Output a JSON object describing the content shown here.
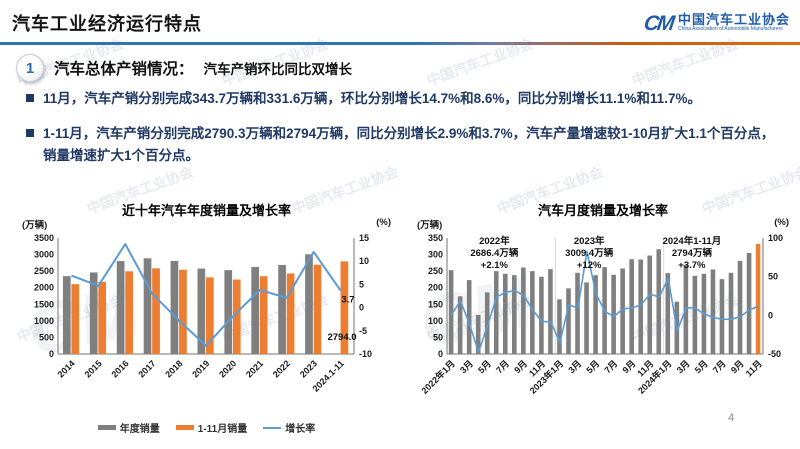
{
  "header": {
    "title": "汽车工业经济运行特点",
    "logo": {
      "mark": "CM",
      "org_cn": "中国汽车工业协会",
      "org_en": "China Association of Automobile Manufacturers"
    }
  },
  "section": {
    "number": "1",
    "title": "汽车总体产销情况：",
    "subtitle": "汽车产销环比同比双增长"
  },
  "bullets": [
    "11月，汽车产销分别完成343.7万辆和331.6万辆，环比分别增长14.7%和8.6%，同比分别增长11.1%和11.7%。",
    "1-11月，汽车产销分别完成2790.3万辆和2794万辆，同比分别增长2.9%和3.7%，汽车产量增速较1-10月扩大1.1个百分点，销量增速扩大1个百分点。"
  ],
  "page_number": "4",
  "watermark": {
    "text": "中国汽车工业协会",
    "mark": "CM"
  },
  "colors": {
    "bar_gray": "#7F7F7F",
    "bar_orange": "#ED7D31",
    "line_blue": "#5B9BD5",
    "text_navy": "#1F3864",
    "logo_blue": "#1F5CA9",
    "divider_blue": "#2E75B6",
    "divider_orange": "#E36C0A"
  },
  "chart_data": [
    {
      "type": "bar+line",
      "title": "近十年汽车年度销量及增长率",
      "left_axis_unit": "(万辆)",
      "right_axis_unit": "(%)",
      "categories": [
        "2014",
        "2015",
        "2016",
        "2017",
        "2018",
        "2019",
        "2020",
        "2021",
        "2022",
        "2023",
        "2024.1-11"
      ],
      "series": [
        {
          "key": "annual-sales",
          "name": "年度销量",
          "type": "bar",
          "color": "#7F7F7F",
          "values": [
            2349,
            2460,
            2803,
            2888,
            2808,
            2577,
            2531,
            2628,
            2686,
            3009,
            null
          ]
        },
        {
          "key": "jan-nov-sales",
          "name": "1-11月销量",
          "type": "bar",
          "color": "#ED7D31",
          "values": [
            2108,
            2179,
            2495,
            2585,
            2542,
            2311,
            2247,
            2349,
            2430,
            2694,
            2794
          ]
        },
        {
          "key": "growth-rate",
          "name": "增长率",
          "type": "line",
          "color": "#5B9BD5",
          "values": [
            6.9,
            4.7,
            13.7,
            3.0,
            -2.8,
            -8.2,
            -1.9,
            3.8,
            2.1,
            12.0,
            3.7
          ]
        }
      ],
      "left_axis": {
        "min": 0,
        "max": 3500,
        "step": 500
      },
      "right_axis": {
        "min": -10,
        "max": 15,
        "step": 5
      },
      "point_labels": [
        {
          "text": "3.7",
          "at": "line-end"
        },
        {
          "text": "2794.0",
          "at": "bar-base"
        }
      ],
      "legend_position": "bottom",
      "grid": false
    },
    {
      "type": "bar+line",
      "title": "汽车月度销量及增长率",
      "left_axis_unit": "(万辆)",
      "right_axis_unit": "(%)",
      "x_tick_labels": [
        "2022年1月",
        "3月",
        "5月",
        "7月",
        "9月",
        "11月",
        "2023年1月",
        "3月",
        "5月",
        "7月",
        "9月",
        "11月",
        "2024年1月",
        "3月",
        "5月",
        "7月",
        "9月",
        "11月"
      ],
      "series": [
        {
          "key": "monthly-sales",
          "name": "月度销量",
          "type": "bar",
          "color": "#7F7F7F",
          "highlight_last_color": "#ED7D31",
          "values": [
            253,
            174,
            223,
            118,
            186,
            250,
            242,
            238,
            261,
            250,
            233,
            256,
            165,
            198,
            245,
            216,
            238,
            262,
            239,
            258,
            286,
            285,
            297,
            316,
            244,
            158,
            269,
            236,
            242,
            255,
            226,
            245,
            281,
            305,
            332
          ]
        },
        {
          "key": "monthly-growth-rate",
          "name": "增长率",
          "type": "line",
          "color": "#5B9BD5",
          "values": [
            0.9,
            18.7,
            -11.7,
            -47.6,
            -12.6,
            23.8,
            29.7,
            32.1,
            25.7,
            6.9,
            -7.9,
            -8.4,
            -35.0,
            13.5,
            9.7,
            82.7,
            27.9,
            4.8,
            -1.4,
            8.4,
            9.5,
            13.8,
            27.4,
            23.5,
            47.9,
            -19.9,
            9.9,
            9.3,
            1.5,
            -2.7,
            -5.2,
            -5.0,
            -1.7,
            7.0,
            11.7
          ]
        }
      ],
      "left_axis": {
        "min": 0,
        "max": 350,
        "step": 50
      },
      "right_axis": {
        "min": -50,
        "max": 100,
        "step": 50
      },
      "annotations": [
        {
          "lines": [
            "2022年",
            "2686.4万辆",
            "+2.1%"
          ]
        },
        {
          "lines": [
            "2023年",
            "3009.4万辆",
            "+12%"
          ]
        },
        {
          "lines": [
            "2024年1-11月",
            "2794万辆",
            "+3.7%"
          ]
        }
      ],
      "grid": false
    }
  ]
}
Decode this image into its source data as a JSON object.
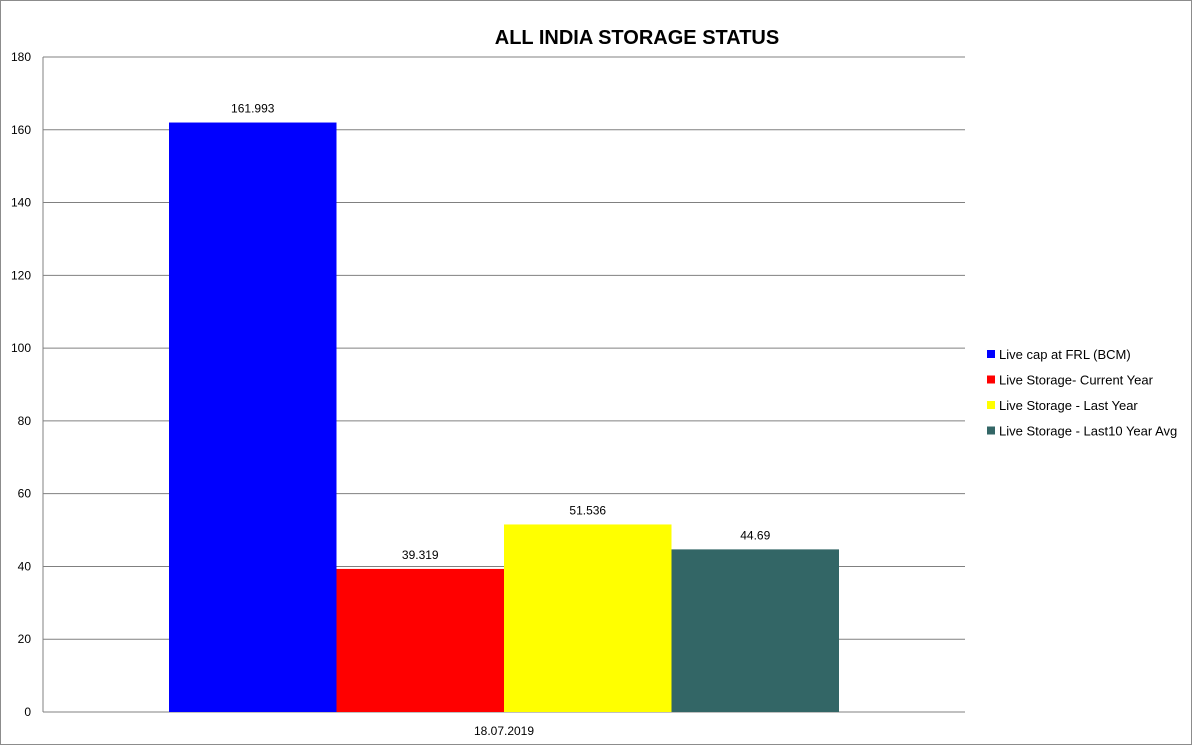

▶ **DIRECTION**
All of the entries above should be duplicated exactly, except for the pictures.

▶ **RESULT OF THIS TASK**
Output a JSON object describing the content shown here.
{
  "header": {
    "title": "汽车工业经济运行特点",
    "logo": {
      "mark": "CM",
      "org_cn": "中国汽车工业协会",
      "org_en": "China Association of Automobile Manufacturers"
    }
  },
  "section": {
    "number": "1",
    "title": "汽车总体产销情况：",
    "subtitle": "汽车产销环比同比双增长"
  },
  "bullets": [
    "11月，汽车产销分别完成343.7万辆和331.6万辆，环比分别增长14.7%和8.6%，同比分别增长11.1%和11.7%。",
    "1-11月，汽车产销分别完成2790.3万辆和2794万辆，同比分别增长2.9%和3.7%，汽车产量增速较1-10月扩大1.1个百分点，销量增速扩大1个百分点。"
  ],
  "page_number": "4",
  "watermark": {
    "text": "中国汽车工业协会",
    "mark": "CM"
  },
  "colors": {
    "bar_gray": "#7F7F7F",
    "bar_orange": "#ED7D31",
    "line_blue": "#5B9BD5",
    "text_navy": "#1F3864",
    "logo_blue": "#1F5CA9",
    "divider_blue": "#2E75B6",
    "divider_orange": "#E36C0A"
  },
  "chart_data": [
    {
      "type": "bar+line",
      "title": "近十年汽车年度销量及增长率",
      "left_axis_unit": "(万辆)",
      "right_axis_unit": "(%)",
      "categories": [
        "2014",
        "2015",
        "2016",
        "2017",
        "2018",
        "2019",
        "2020",
        "2021",
        "2022",
        "2023",
        "2024.1-11"
      ],
      "series": [
        {
          "key": "annual-sales",
          "name": "年度销量",
          "type": "bar",
          "color": "#7F7F7F",
          "values": [
            2349,
            2460,
            2803,
            2888,
            2808,
            2577,
            2531,
            2628,
            2686,
            3009,
            null
          ]
        },
        {
          "key": "jan-nov-sales",
          "name": "1-11月销量",
          "type": "bar",
          "color": "#ED7D31",
          "values": [
            2108,
            2179,
            2495,
            2585,
            2542,
            2311,
            2247,
            2349,
            2430,
            2694,
            2794
          ]
        },
        {
          "key": "growth-rate",
          "name": "增长率",
          "type": "line",
          "color": "#5B9BD5",
          "values": [
            6.9,
            4.7,
            13.7,
            3.0,
            -2.8,
            -8.2,
            -1.9,
            3.8,
            2.1,
            12.0,
            3.7
          ]
        }
      ],
      "left_axis": {
        "min": 0,
        "max": 3500,
        "step": 500
      },
      "right_axis": {
        "min": -10,
        "max": 15,
        "step": 5
      },
      "point_labels": [
        {
          "text": "3.7",
          "at": "line-end"
        },
        {
          "text": "2794.0",
          "at": "bar-base"
        }
      ],
      "legend_position": "bottom",
      "grid": false
    },
    {
      "type": "bar+line",
      "title": "汽车月度销量及增长率",
      "left_axis_unit": "(万辆)",
      "right_axis_unit": "(%)",
      "x_tick_labels": [
        "2022年1月",
        "3月",
        "5月",
        "7月",
        "9月",
        "11月",
        "2023年1月",
        "3月",
        "5月",
        "7月",
        "9月",
        "11月",
        "2024年1月",
        "3月",
        "5月",
        "7月",
        "9月",
        "11月"
      ],
      "series": [
        {
          "key": "monthly-sales",
          "name": "月度销量",
          "type": "bar",
          "color": "#7F7F7F",
          "highlight_last_color": "#ED7D31",
          "values": [
            253,
            174,
            223,
            118,
            186,
            250,
            242,
            238,
            261,
            250,
            233,
            256,
            165,
            198,
            245,
            216,
            238,
            262,
            239,
            258,
            286,
            285,
            297,
            316,
            244,
            158,
            269,
            236,
            242,
            255,
            226,
            245,
            281,
            305,
            332
          ]
        },
        {
          "key": "monthly-growth-rate",
          "name": "增长率",
          "type": "line",
          "color": "#5B9BD5",
          "values": [
            0.9,
            18.7,
            -11.7,
            -47.6,
            -12.6,
            23.8,
            29.7,
            32.1,
            25.7,
            6.9,
            -7.9,
            -8.4,
            -35.0,
            13.5,
            9.7,
            82.7,
            27.9,
            4.8,
            -1.4,
            8.4,
            9.5,
            13.8,
            27.4,
            23.5,
            47.9,
            -19.9,
            9.9,
            9.3,
            1.5,
            -2.7,
            -5.2,
            -5.0,
            -1.7,
            7.0,
            11.7
          ]
        }
      ],
      "left_axis": {
        "min": 0,
        "max": 350,
        "step": 50
      },
      "right_axis": {
        "min": -50,
        "max": 100,
        "step": 50
      },
      "annotations": [
        {
          "lines": [
            "2022年",
            "2686.4万辆",
            "+2.1%"
          ]
        },
        {
          "lines": [
            "2023年",
            "3009.4万辆",
            "+12%"
          ]
        },
        {
          "lines": [
            "2024年1-11月",
            "2794万辆",
            "+3.7%"
          ]
        }
      ],
      "grid": false
    }
  ]
}
Decode this image into its source data as a JSON object.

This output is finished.